(To do) State how many lines of the entries hold the string "összegzett", and nothing more.

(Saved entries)
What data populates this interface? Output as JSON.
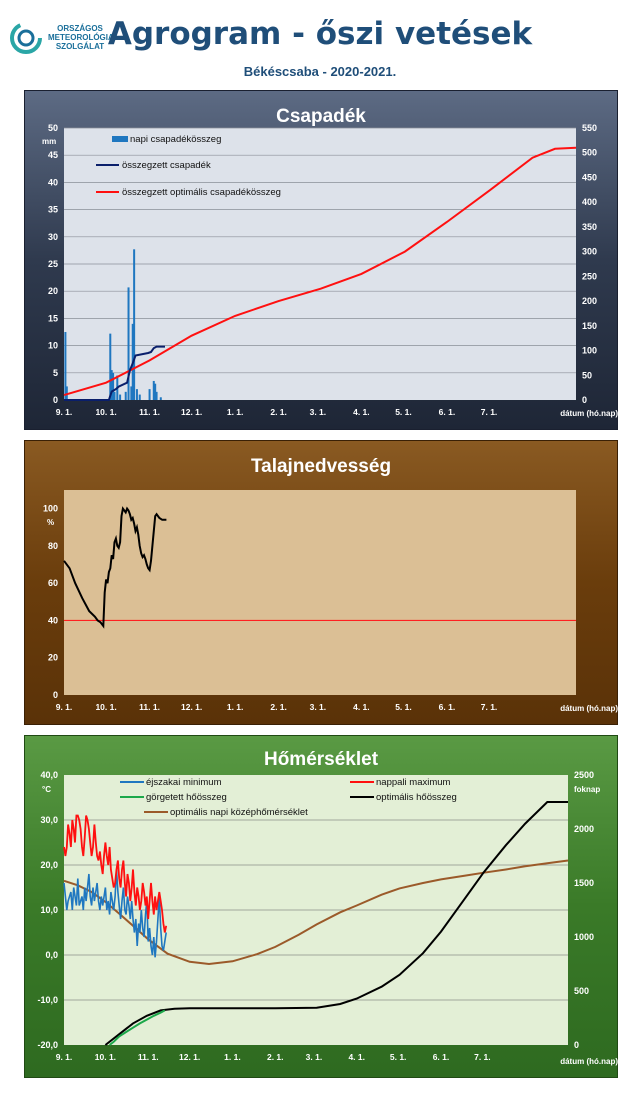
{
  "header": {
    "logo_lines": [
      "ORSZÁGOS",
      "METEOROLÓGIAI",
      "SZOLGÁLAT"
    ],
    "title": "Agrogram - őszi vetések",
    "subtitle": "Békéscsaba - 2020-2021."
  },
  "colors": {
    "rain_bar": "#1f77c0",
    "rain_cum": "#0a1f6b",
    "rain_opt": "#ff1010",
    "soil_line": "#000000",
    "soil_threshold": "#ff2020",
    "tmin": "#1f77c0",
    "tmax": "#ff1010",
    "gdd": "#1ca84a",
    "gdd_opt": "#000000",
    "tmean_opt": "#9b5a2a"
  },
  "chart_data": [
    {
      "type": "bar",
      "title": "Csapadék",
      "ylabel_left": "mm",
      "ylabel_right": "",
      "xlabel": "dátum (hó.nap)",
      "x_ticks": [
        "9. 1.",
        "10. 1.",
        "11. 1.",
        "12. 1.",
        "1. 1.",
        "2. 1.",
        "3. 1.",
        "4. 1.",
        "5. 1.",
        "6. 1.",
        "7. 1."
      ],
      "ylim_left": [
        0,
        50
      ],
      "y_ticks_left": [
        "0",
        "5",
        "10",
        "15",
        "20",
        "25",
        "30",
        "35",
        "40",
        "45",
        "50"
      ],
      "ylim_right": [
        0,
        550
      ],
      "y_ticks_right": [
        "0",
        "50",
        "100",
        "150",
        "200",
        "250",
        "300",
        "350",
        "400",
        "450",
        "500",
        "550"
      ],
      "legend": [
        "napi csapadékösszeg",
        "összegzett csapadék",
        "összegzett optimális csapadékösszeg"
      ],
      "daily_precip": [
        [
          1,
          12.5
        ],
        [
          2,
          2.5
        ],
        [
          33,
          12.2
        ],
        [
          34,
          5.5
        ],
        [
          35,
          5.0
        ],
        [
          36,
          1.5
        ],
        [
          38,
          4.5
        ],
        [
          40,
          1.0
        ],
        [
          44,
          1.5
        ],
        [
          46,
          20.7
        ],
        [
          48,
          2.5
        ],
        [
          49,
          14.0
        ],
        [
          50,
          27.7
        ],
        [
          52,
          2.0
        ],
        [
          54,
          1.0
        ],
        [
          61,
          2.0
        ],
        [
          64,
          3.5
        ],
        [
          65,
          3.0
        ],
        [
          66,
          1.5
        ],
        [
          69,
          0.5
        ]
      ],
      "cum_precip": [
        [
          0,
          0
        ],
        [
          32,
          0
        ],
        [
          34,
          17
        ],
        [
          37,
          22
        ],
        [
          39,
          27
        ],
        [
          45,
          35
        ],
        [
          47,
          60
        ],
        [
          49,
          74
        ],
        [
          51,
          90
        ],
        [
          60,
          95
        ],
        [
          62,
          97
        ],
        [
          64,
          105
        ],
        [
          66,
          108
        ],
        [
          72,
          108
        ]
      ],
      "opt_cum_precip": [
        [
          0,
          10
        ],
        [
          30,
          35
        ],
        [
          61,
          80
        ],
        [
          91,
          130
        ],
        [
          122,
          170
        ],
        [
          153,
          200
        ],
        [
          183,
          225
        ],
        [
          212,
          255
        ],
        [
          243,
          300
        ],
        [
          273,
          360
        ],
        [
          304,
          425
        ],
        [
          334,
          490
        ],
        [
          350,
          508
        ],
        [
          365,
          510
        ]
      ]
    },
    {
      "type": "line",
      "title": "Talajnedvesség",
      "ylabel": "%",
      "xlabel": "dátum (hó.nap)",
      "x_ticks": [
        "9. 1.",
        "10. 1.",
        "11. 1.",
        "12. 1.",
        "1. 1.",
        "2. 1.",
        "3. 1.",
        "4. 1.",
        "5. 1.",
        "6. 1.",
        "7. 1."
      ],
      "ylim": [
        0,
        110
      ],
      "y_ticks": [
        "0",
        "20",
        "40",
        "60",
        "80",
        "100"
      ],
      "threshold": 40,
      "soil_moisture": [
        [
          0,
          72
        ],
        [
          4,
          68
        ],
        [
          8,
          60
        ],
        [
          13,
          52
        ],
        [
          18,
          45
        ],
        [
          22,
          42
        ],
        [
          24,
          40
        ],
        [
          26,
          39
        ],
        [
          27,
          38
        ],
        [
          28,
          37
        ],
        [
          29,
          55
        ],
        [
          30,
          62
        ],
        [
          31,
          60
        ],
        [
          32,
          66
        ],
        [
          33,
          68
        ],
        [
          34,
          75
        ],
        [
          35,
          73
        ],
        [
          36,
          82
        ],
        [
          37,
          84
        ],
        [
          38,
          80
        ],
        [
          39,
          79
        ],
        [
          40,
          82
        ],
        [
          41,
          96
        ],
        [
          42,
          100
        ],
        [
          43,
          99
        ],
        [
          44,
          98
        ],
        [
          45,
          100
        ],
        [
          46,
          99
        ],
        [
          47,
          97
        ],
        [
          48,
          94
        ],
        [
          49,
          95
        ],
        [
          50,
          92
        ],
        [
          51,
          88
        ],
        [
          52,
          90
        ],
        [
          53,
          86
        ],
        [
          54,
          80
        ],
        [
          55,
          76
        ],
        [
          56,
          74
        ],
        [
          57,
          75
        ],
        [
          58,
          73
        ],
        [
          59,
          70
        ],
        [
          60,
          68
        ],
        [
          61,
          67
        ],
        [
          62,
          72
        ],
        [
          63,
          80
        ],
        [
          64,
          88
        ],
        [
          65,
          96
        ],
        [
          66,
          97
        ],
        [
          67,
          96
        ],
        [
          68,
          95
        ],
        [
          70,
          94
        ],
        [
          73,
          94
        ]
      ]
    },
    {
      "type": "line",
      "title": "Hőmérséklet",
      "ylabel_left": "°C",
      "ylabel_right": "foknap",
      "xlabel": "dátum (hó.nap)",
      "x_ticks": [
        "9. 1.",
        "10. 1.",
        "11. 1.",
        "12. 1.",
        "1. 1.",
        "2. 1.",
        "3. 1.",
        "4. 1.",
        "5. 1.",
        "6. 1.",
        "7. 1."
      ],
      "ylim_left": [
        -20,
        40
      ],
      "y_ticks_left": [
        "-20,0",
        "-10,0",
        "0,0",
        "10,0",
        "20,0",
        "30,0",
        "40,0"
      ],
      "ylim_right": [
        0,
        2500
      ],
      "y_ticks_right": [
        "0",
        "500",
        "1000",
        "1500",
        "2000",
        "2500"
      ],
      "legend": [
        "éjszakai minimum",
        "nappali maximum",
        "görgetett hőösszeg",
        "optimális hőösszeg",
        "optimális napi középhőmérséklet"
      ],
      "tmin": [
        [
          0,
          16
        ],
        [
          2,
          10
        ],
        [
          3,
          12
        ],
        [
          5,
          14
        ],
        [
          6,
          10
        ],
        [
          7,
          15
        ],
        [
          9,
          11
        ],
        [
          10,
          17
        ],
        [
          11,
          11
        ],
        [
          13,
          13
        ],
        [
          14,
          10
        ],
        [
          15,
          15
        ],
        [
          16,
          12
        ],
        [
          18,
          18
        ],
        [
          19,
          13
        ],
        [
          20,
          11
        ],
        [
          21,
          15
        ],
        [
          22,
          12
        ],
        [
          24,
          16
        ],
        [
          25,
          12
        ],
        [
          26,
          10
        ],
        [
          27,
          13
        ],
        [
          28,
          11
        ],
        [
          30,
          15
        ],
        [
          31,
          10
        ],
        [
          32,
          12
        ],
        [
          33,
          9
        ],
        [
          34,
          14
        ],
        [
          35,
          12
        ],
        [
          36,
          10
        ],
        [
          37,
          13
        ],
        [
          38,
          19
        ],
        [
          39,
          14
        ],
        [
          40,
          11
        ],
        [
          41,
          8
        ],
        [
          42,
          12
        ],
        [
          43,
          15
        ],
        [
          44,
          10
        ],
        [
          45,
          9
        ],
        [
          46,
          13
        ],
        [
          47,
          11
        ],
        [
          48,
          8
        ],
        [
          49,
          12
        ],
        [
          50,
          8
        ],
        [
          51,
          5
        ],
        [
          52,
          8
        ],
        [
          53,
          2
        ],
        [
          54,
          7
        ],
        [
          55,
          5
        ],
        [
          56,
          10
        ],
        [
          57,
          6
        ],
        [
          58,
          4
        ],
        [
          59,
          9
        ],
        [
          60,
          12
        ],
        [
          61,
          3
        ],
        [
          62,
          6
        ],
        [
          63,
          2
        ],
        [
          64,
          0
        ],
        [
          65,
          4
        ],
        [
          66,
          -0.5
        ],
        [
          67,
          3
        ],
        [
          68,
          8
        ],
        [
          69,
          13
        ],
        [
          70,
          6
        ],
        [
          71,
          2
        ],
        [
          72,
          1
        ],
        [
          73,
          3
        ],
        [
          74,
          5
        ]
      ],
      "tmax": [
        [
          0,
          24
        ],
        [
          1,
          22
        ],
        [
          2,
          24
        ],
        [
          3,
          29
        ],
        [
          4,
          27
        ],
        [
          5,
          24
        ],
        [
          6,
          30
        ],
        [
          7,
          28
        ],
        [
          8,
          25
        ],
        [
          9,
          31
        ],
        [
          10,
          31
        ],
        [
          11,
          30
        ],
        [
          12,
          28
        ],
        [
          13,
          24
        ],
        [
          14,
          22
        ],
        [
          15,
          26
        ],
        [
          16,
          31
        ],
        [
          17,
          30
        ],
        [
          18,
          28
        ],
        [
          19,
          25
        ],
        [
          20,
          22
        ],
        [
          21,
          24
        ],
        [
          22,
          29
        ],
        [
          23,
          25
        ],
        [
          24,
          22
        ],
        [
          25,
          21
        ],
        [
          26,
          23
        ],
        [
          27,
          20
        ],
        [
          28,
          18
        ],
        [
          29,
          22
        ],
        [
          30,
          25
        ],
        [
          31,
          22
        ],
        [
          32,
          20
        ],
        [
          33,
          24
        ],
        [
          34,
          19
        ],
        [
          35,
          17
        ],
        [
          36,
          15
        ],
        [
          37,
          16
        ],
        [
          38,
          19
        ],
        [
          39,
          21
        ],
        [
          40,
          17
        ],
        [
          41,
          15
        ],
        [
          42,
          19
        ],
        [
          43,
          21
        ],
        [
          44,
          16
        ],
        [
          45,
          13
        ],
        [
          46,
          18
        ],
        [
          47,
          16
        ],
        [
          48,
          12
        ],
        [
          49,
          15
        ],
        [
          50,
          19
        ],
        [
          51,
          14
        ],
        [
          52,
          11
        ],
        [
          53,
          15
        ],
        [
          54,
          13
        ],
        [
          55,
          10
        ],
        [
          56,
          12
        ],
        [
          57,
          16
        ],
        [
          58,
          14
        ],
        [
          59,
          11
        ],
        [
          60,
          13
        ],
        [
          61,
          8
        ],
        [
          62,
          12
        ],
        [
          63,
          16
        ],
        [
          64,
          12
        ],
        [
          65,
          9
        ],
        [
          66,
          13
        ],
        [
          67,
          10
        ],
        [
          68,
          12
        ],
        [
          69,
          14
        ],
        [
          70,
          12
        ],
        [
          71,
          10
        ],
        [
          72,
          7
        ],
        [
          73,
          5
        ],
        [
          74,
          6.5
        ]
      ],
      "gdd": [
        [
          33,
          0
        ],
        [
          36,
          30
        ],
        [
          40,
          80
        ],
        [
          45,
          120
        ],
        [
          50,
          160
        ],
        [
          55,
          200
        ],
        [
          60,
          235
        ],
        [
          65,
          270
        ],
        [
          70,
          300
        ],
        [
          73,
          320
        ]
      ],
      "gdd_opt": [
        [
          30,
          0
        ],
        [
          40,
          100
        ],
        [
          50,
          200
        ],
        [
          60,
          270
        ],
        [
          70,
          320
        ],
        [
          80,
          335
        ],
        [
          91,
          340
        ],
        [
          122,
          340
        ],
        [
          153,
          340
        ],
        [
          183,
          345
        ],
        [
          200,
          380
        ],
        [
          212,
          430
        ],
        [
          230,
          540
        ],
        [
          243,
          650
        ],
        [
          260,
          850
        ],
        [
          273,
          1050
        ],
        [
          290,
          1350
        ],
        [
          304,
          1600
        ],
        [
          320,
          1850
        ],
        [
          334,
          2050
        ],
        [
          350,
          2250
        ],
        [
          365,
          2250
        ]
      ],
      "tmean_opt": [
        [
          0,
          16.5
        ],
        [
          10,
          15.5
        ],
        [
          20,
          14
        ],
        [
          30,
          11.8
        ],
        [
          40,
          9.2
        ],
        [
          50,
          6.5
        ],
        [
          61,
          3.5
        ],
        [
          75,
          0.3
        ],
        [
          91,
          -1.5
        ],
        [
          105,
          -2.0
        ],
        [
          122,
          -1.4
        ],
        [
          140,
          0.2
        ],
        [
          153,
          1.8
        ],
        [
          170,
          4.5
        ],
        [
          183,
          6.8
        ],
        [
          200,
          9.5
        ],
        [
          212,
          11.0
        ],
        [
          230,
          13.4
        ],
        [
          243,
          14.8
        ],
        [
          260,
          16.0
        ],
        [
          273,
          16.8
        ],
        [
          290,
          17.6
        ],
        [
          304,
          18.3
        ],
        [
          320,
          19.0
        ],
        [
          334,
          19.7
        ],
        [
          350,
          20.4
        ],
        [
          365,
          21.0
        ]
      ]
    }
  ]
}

(Response for this exercise) 2